◆ Task details ◆
Write the material out again in full, word for word. Do not include the pictures.
══ The records ══
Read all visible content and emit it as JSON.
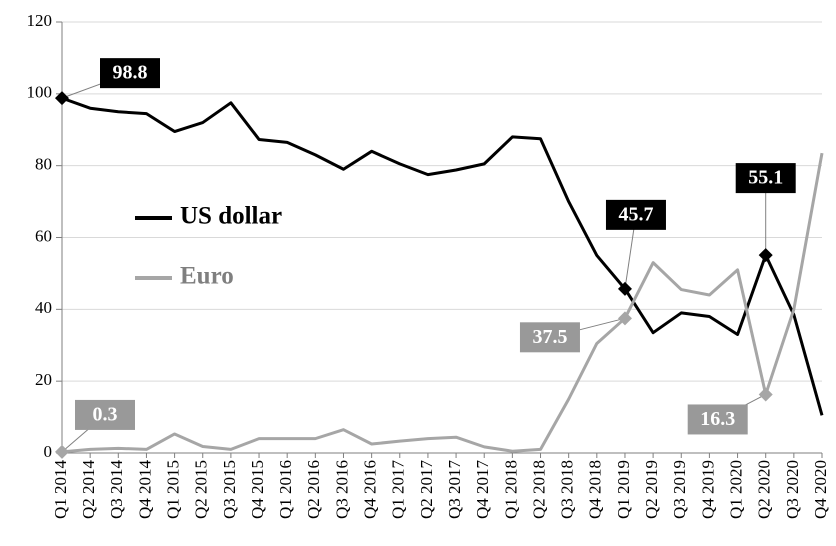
{
  "chart_data": {
    "type": "line",
    "categories": [
      "Q1 2014",
      "Q2 2014",
      "Q3 2014",
      "Q4 2014",
      "Q1 2015",
      "Q2 2015",
      "Q3 2015",
      "Q4 2015",
      "Q1 2016",
      "Q2 2016",
      "Q3 2016",
      "Q4 2016",
      "Q1 2017",
      "Q2 2017",
      "Q3 2017",
      "Q4 2017",
      "Q1 2018",
      "Q2 2018",
      "Q3 2018",
      "Q4 2018",
      "Q1 2019",
      "Q2 2019",
      "Q3 2019",
      "Q4 2019",
      "Q1 2020",
      "Q2 2020",
      "Q3 2020",
      "Q4 2020"
    ],
    "series": [
      {
        "name": "US dollar",
        "color": "#000000",
        "labeled": [
          0,
          20,
          25
        ],
        "values": [
          98.8,
          96,
          95,
          94.5,
          89.5,
          92,
          97.5,
          87.3,
          86.5,
          83,
          79,
          84,
          80.5,
          77.5,
          78.8,
          80.5,
          88,
          87.5,
          70,
          55,
          45.7,
          33.5,
          39,
          38,
          33,
          55.1,
          38.5,
          10.5
        ]
      },
      {
        "name": "Euro",
        "color": "#a6a6a6",
        "labeled": [
          0,
          20,
          25
        ],
        "values": [
          0.3,
          1,
          1.3,
          1,
          5.3,
          1.8,
          1,
          4,
          4,
          4,
          6.5,
          2.5,
          3.3,
          4,
          4.4,
          1.7,
          0.5,
          1,
          15,
          30.5,
          37.5,
          53,
          45.5,
          44,
          51,
          16.3,
          40,
          83.5
        ]
      }
    ],
    "ylim": [
      0,
      120
    ],
    "yticks": [
      0,
      20,
      40,
      60,
      80,
      100,
      120
    ],
    "grid": true
  }
}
═══
◆ Task result ◆
Read all visible content and emit it as JSON.
{
  "chart_data": {
    "type": "line",
    "categories": [
      "Q1 2014",
      "Q2 2014",
      "Q3 2014",
      "Q4 2014",
      "Q1 2015",
      "Q2 2015",
      "Q3 2015",
      "Q4 2015",
      "Q1 2016",
      "Q2 2016",
      "Q3 2016",
      "Q4 2016",
      "Q1 2017",
      "Q2 2017",
      "Q3 2017",
      "Q4 2017",
      "Q1 2018",
      "Q2 2018",
      "Q3 2018",
      "Q4 2018",
      "Q1 2019",
      "Q2 2019",
      "Q3 2019",
      "Q4 2019",
      "Q1 2020",
      "Q2 2020",
      "Q3 2020",
      "Q4 2020"
    ],
    "series": [
      {
        "name": "US dollar",
        "color": "#000000",
        "labeled": [
          0,
          20,
          25
        ],
        "values": [
          98.8,
          96,
          95,
          94.5,
          89.5,
          92,
          97.5,
          87.3,
          86.5,
          83,
          79,
          84,
          80.5,
          77.5,
          78.8,
          80.5,
          88,
          87.5,
          70,
          55,
          45.7,
          33.5,
          39,
          38,
          33,
          55.1,
          38.5,
          10.5
        ]
      },
      {
        "name": "Euro",
        "color": "#a6a6a6",
        "labeled": [
          0,
          20,
          25
        ],
        "values": [
          0.3,
          1,
          1.3,
          1,
          5.3,
          1.8,
          1,
          4,
          4,
          4,
          6.5,
          2.5,
          3.3,
          4,
          4.4,
          1.7,
          0.5,
          1,
          15,
          30.5,
          37.5,
          53,
          45.5,
          44,
          51,
          16.3,
          40,
          83.5
        ]
      }
    ],
    "ylim": [
      0,
      120
    ],
    "yticks": [
      0,
      20,
      40,
      60,
      80,
      100,
      120
    ],
    "grid": true
  }
}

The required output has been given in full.